▸ TASK INPUTS:
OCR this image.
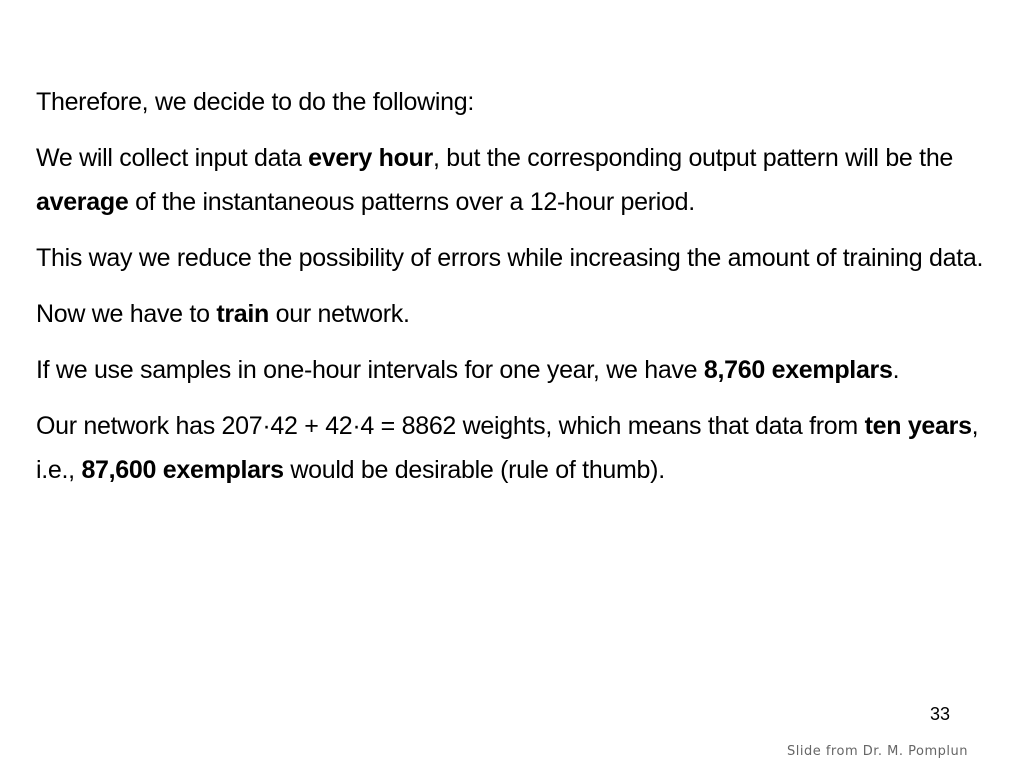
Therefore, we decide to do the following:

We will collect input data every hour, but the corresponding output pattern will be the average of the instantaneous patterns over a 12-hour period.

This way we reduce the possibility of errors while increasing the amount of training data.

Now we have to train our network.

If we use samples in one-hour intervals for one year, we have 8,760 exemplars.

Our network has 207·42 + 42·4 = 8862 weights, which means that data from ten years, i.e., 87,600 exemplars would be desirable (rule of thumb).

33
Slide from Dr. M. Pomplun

---

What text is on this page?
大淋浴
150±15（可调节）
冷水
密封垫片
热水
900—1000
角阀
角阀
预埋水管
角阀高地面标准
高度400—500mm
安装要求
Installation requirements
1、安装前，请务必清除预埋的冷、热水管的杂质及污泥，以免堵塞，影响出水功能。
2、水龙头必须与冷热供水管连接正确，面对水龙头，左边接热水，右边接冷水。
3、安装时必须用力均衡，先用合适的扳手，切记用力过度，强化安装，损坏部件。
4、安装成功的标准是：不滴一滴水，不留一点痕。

▸ GIVEN REQUEST:
For this exercise, gather every line of the data that contains the word "from".

▸ OUTPUT FOR THIS EXERCISE:
Our network has 207·42 + 42·4 = 8862 weights, which means that data from ten years, i.e., 87,600 exemplars would be desirable (rule of thumb).
Slide from Dr. M. Pomplun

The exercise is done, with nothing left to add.